Given request: In the records below, find each line with the word "name" and copy it.
• • • • • • •
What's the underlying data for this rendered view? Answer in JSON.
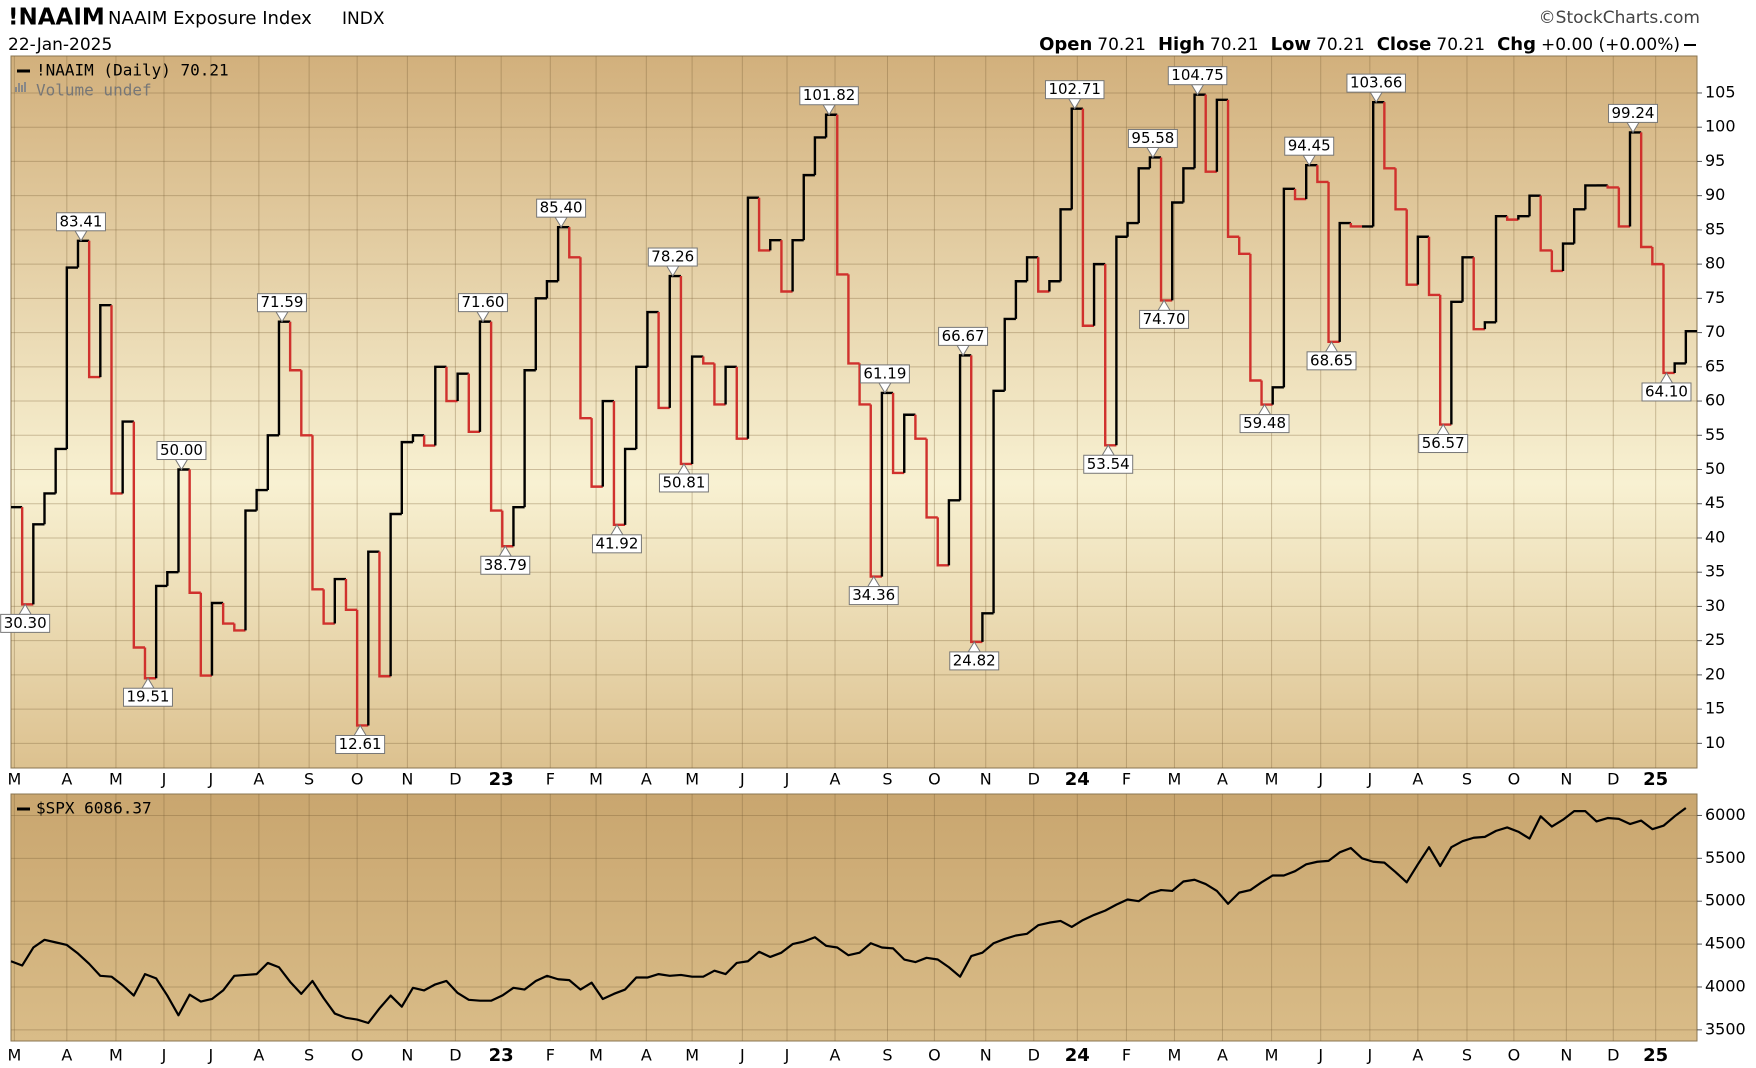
{
  "header": {
    "symbol": "!NAAIM",
    "name": "NAAIM Exposure Index",
    "exchange": "INDX",
    "date": "22-Jan-2025",
    "source": "©StockCharts.com",
    "quote": [
      {
        "label": "Open",
        "value": "70.21"
      },
      {
        "label": "High",
        "value": "70.21"
      },
      {
        "label": "Low",
        "value": "70.21"
      },
      {
        "label": "Close",
        "value": "70.21"
      },
      {
        "label": "Chg",
        "value": "+0.00 (+0.00%)"
      }
    ]
  },
  "chart_data": [
    {
      "type": "line",
      "step": true,
      "grid": true,
      "legend_extra": "Volume undef",
      "xlim": [
        0,
        151
      ],
      "ylim": [
        6.4,
        110.4
      ],
      "yticks": [
        10,
        15,
        20,
        25,
        30,
        35,
        40,
        45,
        50,
        55,
        60,
        65,
        70,
        75,
        80,
        85,
        90,
        95,
        100,
        105
      ],
      "xticks": [
        {
          "value": 0.3,
          "label": "M"
        },
        {
          "value": 5,
          "label": "A"
        },
        {
          "value": 9.4,
          "label": "M"
        },
        {
          "value": 13.7,
          "label": "J"
        },
        {
          "value": 17.9,
          "label": "J"
        },
        {
          "value": 22.2,
          "label": "A"
        },
        {
          "value": 26.7,
          "label": "S"
        },
        {
          "value": 31,
          "label": "O"
        },
        {
          "value": 35.5,
          "label": "N"
        },
        {
          "value": 39.8,
          "label": "D"
        },
        {
          "value": 43.9,
          "label": "23"
        },
        {
          "value": 48.3,
          "label": "F"
        },
        {
          "value": 52.4,
          "label": "M"
        },
        {
          "value": 56.9,
          "label": "A"
        },
        {
          "value": 61,
          "label": "M"
        },
        {
          "value": 65.5,
          "label": "J"
        },
        {
          "value": 69.5,
          "label": "J"
        },
        {
          "value": 73.8,
          "label": "A"
        },
        {
          "value": 78.5,
          "label": "S"
        },
        {
          "value": 82.7,
          "label": "O"
        },
        {
          "value": 87.3,
          "label": "N"
        },
        {
          "value": 91.6,
          "label": "D"
        },
        {
          "value": 95.5,
          "label": "24"
        },
        {
          "value": 99.9,
          "label": "F"
        },
        {
          "value": 104.2,
          "label": "M"
        },
        {
          "value": 108.5,
          "label": "A"
        },
        {
          "value": 112.9,
          "label": "M"
        },
        {
          "value": 117.3,
          "label": "J"
        },
        {
          "value": 121.7,
          "label": "J"
        },
        {
          "value": 126,
          "label": "A"
        },
        {
          "value": 130.4,
          "label": "S"
        },
        {
          "value": 134.6,
          "label": "O"
        },
        {
          "value": 139.3,
          "label": "N"
        },
        {
          "value": 143.5,
          "label": "D"
        },
        {
          "value": 147.3,
          "label": "25"
        }
      ],
      "series": [
        {
          "name": "!NAAIM (Daily) 70.21",
          "color": "#000000",
          "down_color": "#d0312d",
          "values": [
            44.5,
            30.3,
            42,
            46.5,
            53,
            79.5,
            83.41,
            63.5,
            74,
            46.5,
            57,
            24,
            19.51,
            33,
            35,
            50,
            32,
            19.9,
            30.5,
            27.5,
            26.5,
            44,
            47,
            55,
            71.59,
            64.5,
            55,
            32.5,
            27.5,
            34,
            29.5,
            12.61,
            38,
            19.8,
            43.5,
            54,
            55,
            53.5,
            65,
            60,
            64,
            55.5,
            71.6,
            44,
            38.79,
            44.5,
            64.5,
            75,
            77.5,
            85.4,
            81,
            57.5,
            47.5,
            60,
            41.92,
            53,
            65,
            73,
            59,
            78.26,
            50.81,
            66.5,
            65.5,
            59.5,
            65,
            54.5,
            89.7,
            82,
            83.5,
            76,
            83.5,
            93,
            98.5,
            101.82,
            78.5,
            65.5,
            59.5,
            34.36,
            61.19,
            49.5,
            58,
            54.5,
            43,
            36,
            45.5,
            66.67,
            24.82,
            29,
            61.5,
            72,
            77.5,
            81,
            76,
            77.5,
            88,
            102.71,
            71,
            80,
            53.54,
            84,
            86,
            94,
            95.58,
            74.7,
            89,
            94,
            104.75,
            93.5,
            104,
            84,
            81.5,
            63,
            59.48,
            62,
            91,
            89.5,
            94.45,
            92,
            68.65,
            86,
            85.5,
            85.5,
            103.66,
            94,
            88,
            77,
            84,
            75.5,
            56.57,
            74.5,
            81,
            70.5,
            71.5,
            87,
            86.5,
            87,
            90,
            82,
            79,
            83,
            88,
            91.5,
            91.5,
            91.2,
            85.5,
            99.24,
            82.5,
            80,
            64.1,
            65.5,
            70.21
          ],
          "value_labels": [
            null,
            "30.30",
            null,
            null,
            null,
            null,
            "83.41",
            null,
            null,
            null,
            null,
            null,
            "19.51",
            null,
            null,
            "50.00",
            null,
            null,
            null,
            null,
            null,
            null,
            null,
            null,
            "71.59",
            null,
            null,
            null,
            null,
            null,
            null,
            "12.61",
            null,
            null,
            null,
            null,
            null,
            null,
            null,
            null,
            null,
            null,
            "71.60",
            null,
            "38.79",
            null,
            null,
            null,
            null,
            "85.40",
            null,
            null,
            null,
            null,
            "41.92",
            null,
            null,
            null,
            null,
            "78.26",
            "50.81",
            null,
            null,
            null,
            null,
            null,
            null,
            null,
            null,
            null,
            null,
            null,
            null,
            "101.82",
            null,
            null,
            null,
            "34.36",
            "61.19",
            null,
            null,
            null,
            null,
            null,
            null,
            "66.67",
            "24.82",
            null,
            null,
            null,
            null,
            null,
            null,
            null,
            null,
            "102.71",
            null,
            null,
            "53.54",
            null,
            null,
            null,
            "95.58",
            "74.70",
            null,
            null,
            "104.75",
            null,
            null,
            null,
            null,
            null,
            "59.48",
            null,
            null,
            null,
            "94.45",
            null,
            "68.65",
            null,
            null,
            null,
            "103.66",
            null,
            null,
            null,
            null,
            null,
            "56.57",
            null,
            null,
            null,
            null,
            null,
            null,
            null,
            null,
            null,
            null,
            null,
            null,
            null,
            null,
            null,
            null,
            "99.24",
            null,
            null,
            "64.10",
            null,
            null
          ]
        }
      ]
    },
    {
      "type": "line",
      "grid": true,
      "xlim": [
        0,
        151
      ],
      "ylim": [
        3370,
        6250
      ],
      "yticks": [
        3500,
        4000,
        4500,
        5000,
        5500,
        6000
      ],
      "xticks": [
        {
          "value": 0.3,
          "label": "M"
        },
        {
          "value": 5,
          "label": "A"
        },
        {
          "value": 9.4,
          "label": "M"
        },
        {
          "value": 13.7,
          "label": "J"
        },
        {
          "value": 17.9,
          "label": "J"
        },
        {
          "value": 22.2,
          "label": "A"
        },
        {
          "value": 26.7,
          "label": "S"
        },
        {
          "value": 31,
          "label": "O"
        },
        {
          "value": 35.5,
          "label": "N"
        },
        {
          "value": 39.8,
          "label": "D"
        },
        {
          "value": 43.9,
          "label": "23"
        },
        {
          "value": 48.3,
          "label": "F"
        },
        {
          "value": 52.4,
          "label": "M"
        },
        {
          "value": 56.9,
          "label": "A"
        },
        {
          "value": 61,
          "label": "M"
        },
        {
          "value": 65.5,
          "label": "J"
        },
        {
          "value": 69.5,
          "label": "J"
        },
        {
          "value": 73.8,
          "label": "A"
        },
        {
          "value": 78.5,
          "label": "S"
        },
        {
          "value": 82.7,
          "label": "O"
        },
        {
          "value": 87.3,
          "label": "N"
        },
        {
          "value": 91.6,
          "label": "D"
        },
        {
          "value": 95.5,
          "label": "24"
        },
        {
          "value": 99.9,
          "label": "F"
        },
        {
          "value": 104.2,
          "label": "M"
        },
        {
          "value": 108.5,
          "label": "A"
        },
        {
          "value": 112.9,
          "label": "M"
        },
        {
          "value": 117.3,
          "label": "J"
        },
        {
          "value": 121.7,
          "label": "J"
        },
        {
          "value": 126,
          "label": "A"
        },
        {
          "value": 130.4,
          "label": "S"
        },
        {
          "value": 134.6,
          "label": "O"
        },
        {
          "value": 139.3,
          "label": "N"
        },
        {
          "value": 143.5,
          "label": "D"
        },
        {
          "value": 147.3,
          "label": "25"
        }
      ],
      "series": [
        {
          "name": "$SPX 6086.37",
          "color": "#000000",
          "values": [
            4300,
            4250,
            4460,
            4550,
            4520,
            4490,
            4390,
            4270,
            4130,
            4120,
            4020,
            3900,
            4150,
            4100,
            3900,
            3670,
            3910,
            3830,
            3860,
            3960,
            4130,
            4140,
            4150,
            4280,
            4230,
            4060,
            3920,
            4070,
            3870,
            3690,
            3640,
            3620,
            3580,
            3750,
            3900,
            3770,
            3990,
            3960,
            4030,
            4070,
            3930,
            3850,
            3840,
            3840,
            3900,
            3990,
            3970,
            4070,
            4130,
            4090,
            4080,
            3970,
            4050,
            3860,
            3920,
            3970,
            4110,
            4110,
            4150,
            4130,
            4140,
            4120,
            4120,
            4190,
            4150,
            4280,
            4300,
            4410,
            4350,
            4400,
            4500,
            4530,
            4580,
            4480,
            4460,
            4370,
            4400,
            4510,
            4460,
            4450,
            4320,
            4290,
            4340,
            4320,
            4230,
            4120,
            4360,
            4400,
            4510,
            4560,
            4600,
            4620,
            4720,
            4750,
            4770,
            4700,
            4780,
            4840,
            4890,
            4960,
            5020,
            5000,
            5090,
            5130,
            5120,
            5230,
            5250,
            5200,
            5120,
            4970,
            5100,
            5130,
            5220,
            5300,
            5300,
            5350,
            5430,
            5460,
            5470,
            5570,
            5620,
            5500,
            5460,
            5450,
            5340,
            5220,
            5430,
            5630,
            5410,
            5630,
            5700,
            5740,
            5750,
            5820,
            5860,
            5810,
            5730,
            5990,
            5870,
            5950,
            6050,
            6050,
            5930,
            5970,
            5960,
            5900,
            5940,
            5840,
            5880,
            5990,
            6086.37
          ]
        }
      ]
    }
  ]
}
• • • • • • •
The output:
    "name": "NAAIM Exposure Index",
          "name": "!NAAIM (Daily) 70.21",
          "name": "$SPX 6086.37",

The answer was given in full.